● Written request:
Without the images, write out the whole listing exactly.

....................

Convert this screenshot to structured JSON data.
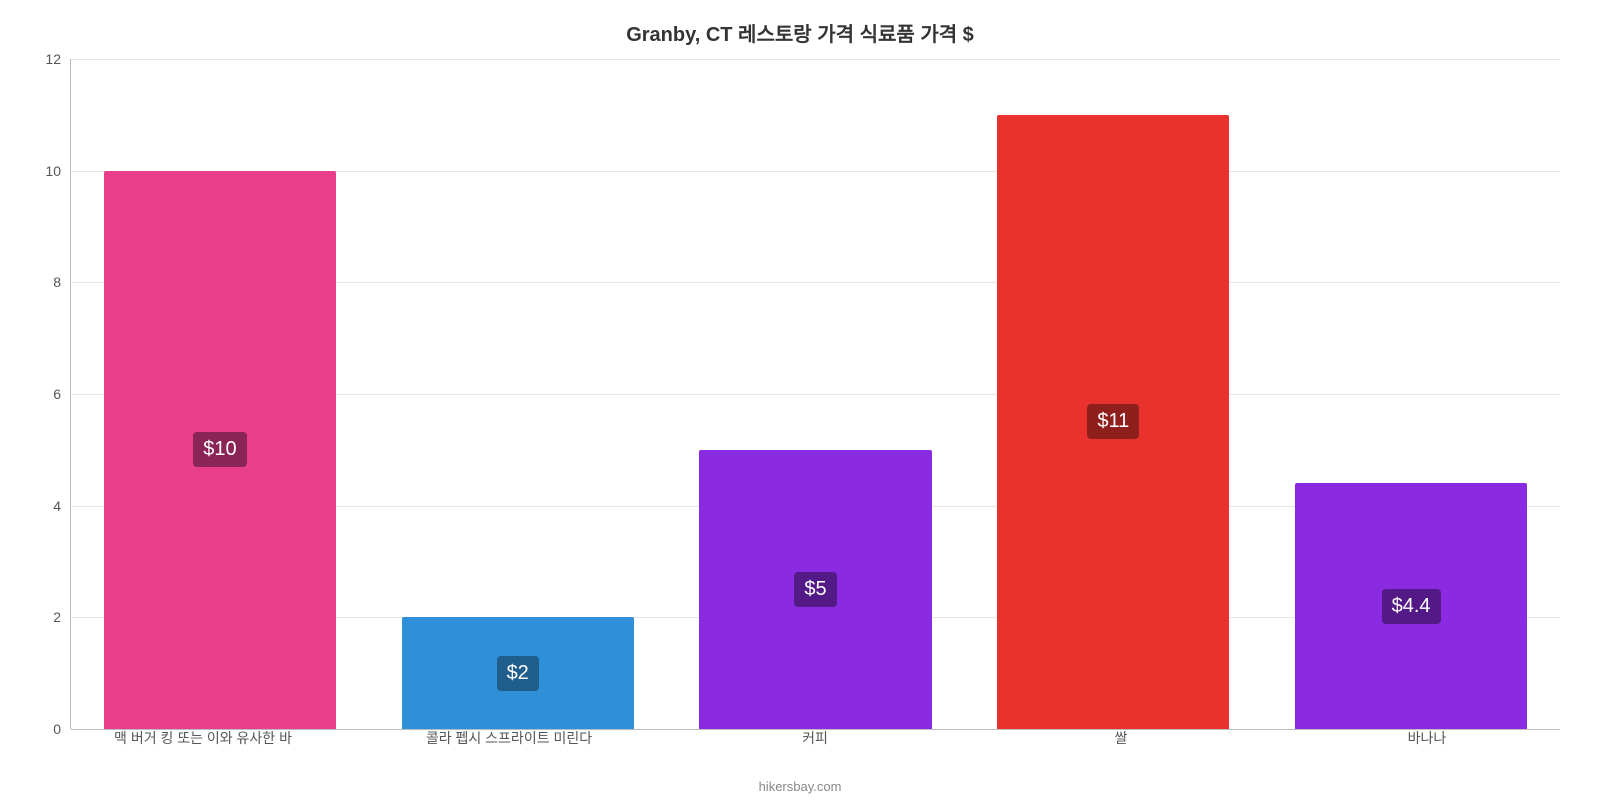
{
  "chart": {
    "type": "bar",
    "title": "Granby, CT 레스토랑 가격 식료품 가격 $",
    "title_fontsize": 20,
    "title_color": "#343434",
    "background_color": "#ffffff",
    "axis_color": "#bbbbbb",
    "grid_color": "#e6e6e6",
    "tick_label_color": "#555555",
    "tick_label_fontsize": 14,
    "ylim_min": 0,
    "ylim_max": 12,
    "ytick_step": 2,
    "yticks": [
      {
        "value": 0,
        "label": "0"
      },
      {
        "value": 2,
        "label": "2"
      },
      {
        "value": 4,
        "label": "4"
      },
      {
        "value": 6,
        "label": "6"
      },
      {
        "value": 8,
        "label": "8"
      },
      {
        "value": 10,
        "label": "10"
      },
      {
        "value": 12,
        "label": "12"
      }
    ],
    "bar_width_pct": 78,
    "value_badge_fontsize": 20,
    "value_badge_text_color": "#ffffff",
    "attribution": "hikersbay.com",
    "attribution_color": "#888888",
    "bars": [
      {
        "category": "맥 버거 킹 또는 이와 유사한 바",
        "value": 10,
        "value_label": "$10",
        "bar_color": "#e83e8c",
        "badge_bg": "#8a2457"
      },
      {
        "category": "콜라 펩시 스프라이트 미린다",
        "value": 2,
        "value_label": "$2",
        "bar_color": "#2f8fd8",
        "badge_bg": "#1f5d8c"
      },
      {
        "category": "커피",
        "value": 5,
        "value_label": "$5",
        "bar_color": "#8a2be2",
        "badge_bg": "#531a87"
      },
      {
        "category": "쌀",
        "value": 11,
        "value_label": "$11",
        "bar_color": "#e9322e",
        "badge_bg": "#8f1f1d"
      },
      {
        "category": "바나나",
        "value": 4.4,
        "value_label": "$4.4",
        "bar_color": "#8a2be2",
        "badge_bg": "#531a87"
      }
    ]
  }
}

....................

● Written answer:
Convert this screenshot to structured JSON data.
{
  "chart": {
    "type": "bar",
    "title": "Granby, CT 레스토랑 가격 식료품 가격 $",
    "title_fontsize": 20,
    "title_color": "#343434",
    "background_color": "#ffffff",
    "axis_color": "#bbbbbb",
    "grid_color": "#e6e6e6",
    "tick_label_color": "#555555",
    "tick_label_fontsize": 14,
    "ylim_min": 0,
    "ylim_max": 12,
    "ytick_step": 2,
    "yticks": [
      {
        "value": 0,
        "label": "0"
      },
      {
        "value": 2,
        "label": "2"
      },
      {
        "value": 4,
        "label": "4"
      },
      {
        "value": 6,
        "label": "6"
      },
      {
        "value": 8,
        "label": "8"
      },
      {
        "value": 10,
        "label": "10"
      },
      {
        "value": 12,
        "label": "12"
      }
    ],
    "bar_width_pct": 78,
    "value_badge_fontsize": 20,
    "value_badge_text_color": "#ffffff",
    "attribution": "hikersbay.com",
    "attribution_color": "#888888",
    "bars": [
      {
        "category": "맥 버거 킹 또는 이와 유사한 바",
        "value": 10,
        "value_label": "$10",
        "bar_color": "#e83e8c",
        "badge_bg": "#8a2457"
      },
      {
        "category": "콜라 펩시 스프라이트 미린다",
        "value": 2,
        "value_label": "$2",
        "bar_color": "#2f8fd8",
        "badge_bg": "#1f5d8c"
      },
      {
        "category": "커피",
        "value": 5,
        "value_label": "$5",
        "bar_color": "#8a2be2",
        "badge_bg": "#531a87"
      },
      {
        "category": "쌀",
        "value": 11,
        "value_label": "$11",
        "bar_color": "#e9322e",
        "badge_bg": "#8f1f1d"
      },
      {
        "category": "바나나",
        "value": 4.4,
        "value_label": "$4.4",
        "bar_color": "#8a2be2",
        "badge_bg": "#531a87"
      }
    ]
  }
}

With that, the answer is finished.